'''
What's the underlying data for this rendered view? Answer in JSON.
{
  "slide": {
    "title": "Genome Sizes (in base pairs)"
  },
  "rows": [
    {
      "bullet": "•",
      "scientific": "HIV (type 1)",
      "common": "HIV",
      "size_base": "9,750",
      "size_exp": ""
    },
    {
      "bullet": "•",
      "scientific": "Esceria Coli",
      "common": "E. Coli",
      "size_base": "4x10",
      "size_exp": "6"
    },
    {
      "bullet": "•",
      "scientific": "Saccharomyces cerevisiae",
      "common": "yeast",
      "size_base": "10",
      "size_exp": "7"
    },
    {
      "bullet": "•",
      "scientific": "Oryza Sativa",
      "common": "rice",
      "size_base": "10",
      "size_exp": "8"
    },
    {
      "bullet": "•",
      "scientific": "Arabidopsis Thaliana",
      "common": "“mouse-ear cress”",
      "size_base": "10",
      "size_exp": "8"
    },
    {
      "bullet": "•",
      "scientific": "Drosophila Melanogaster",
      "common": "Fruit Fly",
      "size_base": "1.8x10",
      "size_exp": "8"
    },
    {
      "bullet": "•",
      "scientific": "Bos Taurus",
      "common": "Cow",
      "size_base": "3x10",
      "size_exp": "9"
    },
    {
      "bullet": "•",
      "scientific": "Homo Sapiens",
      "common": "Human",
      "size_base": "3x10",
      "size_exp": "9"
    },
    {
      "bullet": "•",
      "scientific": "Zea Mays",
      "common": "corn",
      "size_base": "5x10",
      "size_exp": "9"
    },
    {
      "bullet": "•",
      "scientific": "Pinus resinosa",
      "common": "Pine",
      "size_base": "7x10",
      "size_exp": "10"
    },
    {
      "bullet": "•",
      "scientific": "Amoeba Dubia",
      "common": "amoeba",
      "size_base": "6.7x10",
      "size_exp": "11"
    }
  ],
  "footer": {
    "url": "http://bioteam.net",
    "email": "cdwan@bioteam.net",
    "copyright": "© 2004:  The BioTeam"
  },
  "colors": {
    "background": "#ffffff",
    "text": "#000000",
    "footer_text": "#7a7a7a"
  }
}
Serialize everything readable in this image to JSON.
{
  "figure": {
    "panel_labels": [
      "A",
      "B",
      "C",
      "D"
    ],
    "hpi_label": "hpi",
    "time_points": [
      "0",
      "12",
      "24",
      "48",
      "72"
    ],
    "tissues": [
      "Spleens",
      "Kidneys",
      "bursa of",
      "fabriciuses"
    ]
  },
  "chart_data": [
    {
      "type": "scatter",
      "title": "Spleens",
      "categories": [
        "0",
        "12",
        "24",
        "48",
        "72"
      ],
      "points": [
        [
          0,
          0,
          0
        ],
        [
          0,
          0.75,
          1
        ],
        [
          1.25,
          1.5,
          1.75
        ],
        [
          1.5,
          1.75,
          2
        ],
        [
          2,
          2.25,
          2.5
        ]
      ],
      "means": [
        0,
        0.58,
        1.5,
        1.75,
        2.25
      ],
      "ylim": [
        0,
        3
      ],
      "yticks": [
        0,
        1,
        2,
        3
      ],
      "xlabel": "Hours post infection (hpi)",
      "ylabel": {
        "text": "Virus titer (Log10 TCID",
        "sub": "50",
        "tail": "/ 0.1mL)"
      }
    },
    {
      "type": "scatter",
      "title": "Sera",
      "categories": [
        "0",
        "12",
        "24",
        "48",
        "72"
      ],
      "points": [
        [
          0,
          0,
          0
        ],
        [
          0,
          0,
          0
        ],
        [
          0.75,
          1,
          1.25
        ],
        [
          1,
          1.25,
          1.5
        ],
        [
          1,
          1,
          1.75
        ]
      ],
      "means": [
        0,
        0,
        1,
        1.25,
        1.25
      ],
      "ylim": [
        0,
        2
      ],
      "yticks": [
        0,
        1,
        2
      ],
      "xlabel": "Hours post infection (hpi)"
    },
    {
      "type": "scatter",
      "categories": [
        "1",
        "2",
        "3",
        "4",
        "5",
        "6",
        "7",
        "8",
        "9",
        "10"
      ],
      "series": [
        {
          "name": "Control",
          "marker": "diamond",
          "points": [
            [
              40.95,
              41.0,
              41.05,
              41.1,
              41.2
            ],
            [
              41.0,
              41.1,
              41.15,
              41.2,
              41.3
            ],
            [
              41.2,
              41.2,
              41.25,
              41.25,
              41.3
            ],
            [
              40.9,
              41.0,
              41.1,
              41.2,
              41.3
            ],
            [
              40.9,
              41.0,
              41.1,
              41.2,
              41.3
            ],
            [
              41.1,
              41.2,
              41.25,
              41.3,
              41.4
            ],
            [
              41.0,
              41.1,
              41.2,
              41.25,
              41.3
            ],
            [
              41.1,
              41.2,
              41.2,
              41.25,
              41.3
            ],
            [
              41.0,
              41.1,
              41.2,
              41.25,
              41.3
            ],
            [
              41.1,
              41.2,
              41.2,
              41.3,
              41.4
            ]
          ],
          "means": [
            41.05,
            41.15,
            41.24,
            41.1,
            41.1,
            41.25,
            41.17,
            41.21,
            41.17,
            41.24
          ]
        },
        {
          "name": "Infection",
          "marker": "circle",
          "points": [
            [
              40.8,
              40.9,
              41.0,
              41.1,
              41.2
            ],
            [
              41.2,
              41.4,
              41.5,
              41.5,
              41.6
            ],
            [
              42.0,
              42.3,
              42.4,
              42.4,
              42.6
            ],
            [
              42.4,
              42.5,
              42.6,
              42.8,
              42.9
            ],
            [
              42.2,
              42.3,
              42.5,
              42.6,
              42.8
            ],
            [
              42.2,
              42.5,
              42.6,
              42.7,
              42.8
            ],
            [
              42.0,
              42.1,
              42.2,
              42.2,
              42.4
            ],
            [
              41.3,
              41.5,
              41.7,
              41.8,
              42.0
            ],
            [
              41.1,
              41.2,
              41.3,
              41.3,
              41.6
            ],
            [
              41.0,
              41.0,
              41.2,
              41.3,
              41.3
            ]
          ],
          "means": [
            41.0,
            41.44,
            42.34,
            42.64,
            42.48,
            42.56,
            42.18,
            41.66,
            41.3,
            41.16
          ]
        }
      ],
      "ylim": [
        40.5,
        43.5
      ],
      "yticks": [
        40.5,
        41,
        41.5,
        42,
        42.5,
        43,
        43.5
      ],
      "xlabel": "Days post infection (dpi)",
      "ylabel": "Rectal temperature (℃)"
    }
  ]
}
'''
Exercise details:
Search the records for the string "scientific" and report each line that has it.

Answer box:
      "scientific": "HIV (type 1)",
      "scientific": "Esceria Coli",
      "scientific": "Saccharomyces cerevisiae",
      "scientific": "Oryza Sativa",
      "scientific": "Arabidopsis Thaliana",
      "scientific": "Drosophila Melanogaster",
      "scientific": "Bos Taurus",
      "scientific": "Homo Sapiens",
      "scientific": "Zea Mays",
      "scientific": "Pinus resinosa",
      "scientific": "Amoeba Dubia",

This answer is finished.